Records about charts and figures

-- START --

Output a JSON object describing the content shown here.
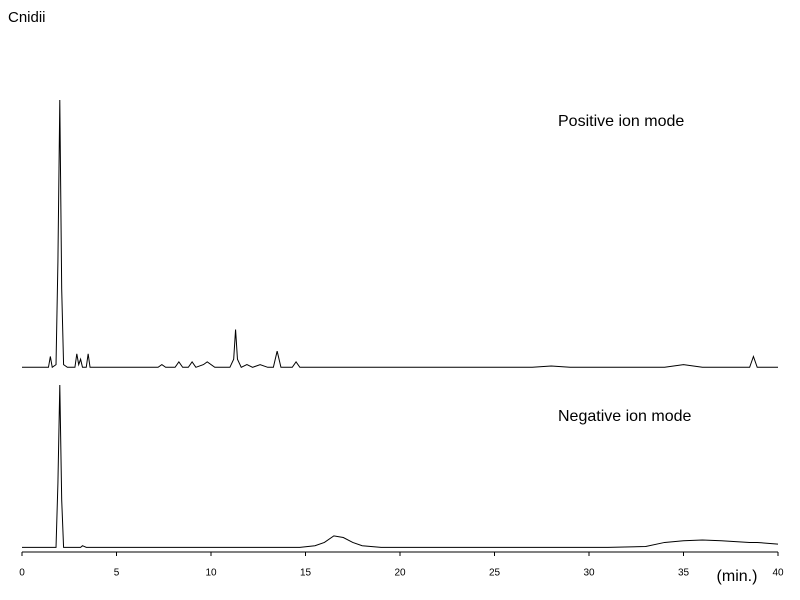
{
  "chart_data": {
    "type": "line",
    "title": "Cnidii",
    "x_label": "(min.)",
    "xlim": [
      0,
      40
    ],
    "xticks": [
      0,
      5,
      10,
      15,
      20,
      25,
      30,
      35,
      40
    ],
    "ylim": [
      0,
      100
    ],
    "x": [
      0,
      1.2,
      1.4,
      1.5,
      1.6,
      1.8,
      1.9,
      2.0,
      2.1,
      2.2,
      2.4,
      2.8,
      2.9,
      3.0,
      3.1,
      3.2,
      3.4,
      3.5,
      3.6,
      4.5,
      5.5,
      6.5,
      7.2,
      7.4,
      7.6,
      8.1,
      8.3,
      8.5,
      8.8,
      9.0,
      9.2,
      9.6,
      9.8,
      10.2,
      11.0,
      11.2,
      11.3,
      11.4,
      11.6,
      11.9,
      12.2,
      12.6,
      13.0,
      13.3,
      13.5,
      13.7,
      14.3,
      14.5,
      14.7,
      15.5,
      16.0,
      16.5,
      17.0,
      17.5,
      18.0,
      19,
      21,
      23,
      25,
      27,
      28,
      29,
      31,
      33,
      34,
      35,
      36,
      37,
      38.5,
      38.7,
      38.9,
      40
    ],
    "series": [
      {
        "name": "Positive ion mode",
        "color": "#000000",
        "values": [
          1,
          1,
          1,
          5,
          1,
          2,
          40,
          100,
          30,
          2,
          1,
          1,
          6,
          2,
          4,
          1,
          1,
          6,
          1,
          1,
          1,
          1,
          1,
          2,
          1,
          1,
          3,
          1,
          1,
          3,
          1,
          2,
          3,
          1,
          1,
          4,
          15,
          4,
          1,
          2,
          1,
          2,
          1,
          1,
          7,
          1,
          1,
          3,
          1,
          1,
          1,
          1,
          1,
          1,
          1,
          1,
          1,
          1,
          1,
          1,
          1.5,
          1,
          1,
          1,
          1,
          2,
          1,
          1,
          1,
          5,
          1,
          1
        ]
      },
      {
        "name": "Negative ion mode",
        "color": "#000000",
        "values": [
          1,
          1,
          1,
          1,
          1,
          1,
          40,
          100,
          30,
          1,
          1,
          1,
          1,
          1,
          1,
          2,
          1,
          1,
          1,
          1,
          1,
          1,
          1,
          1,
          1,
          1,
          1,
          1,
          1,
          1,
          1,
          1,
          1,
          1,
          1,
          1,
          1,
          1,
          1,
          1,
          1,
          1,
          1,
          1,
          1,
          1,
          1,
          1,
          1,
          2,
          4,
          8,
          7,
          4,
          2,
          1,
          1,
          1,
          1,
          1,
          1,
          1,
          1,
          1.5,
          4,
          5,
          5.5,
          5,
          4,
          4,
          4,
          3
        ]
      }
    ]
  }
}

-- END --

Problem requirements » Which lines hold the word "name"? Copy each of them from the records.

Exercise result »
        "name": "Positive ion mode",
        "name": "Negative ion mode",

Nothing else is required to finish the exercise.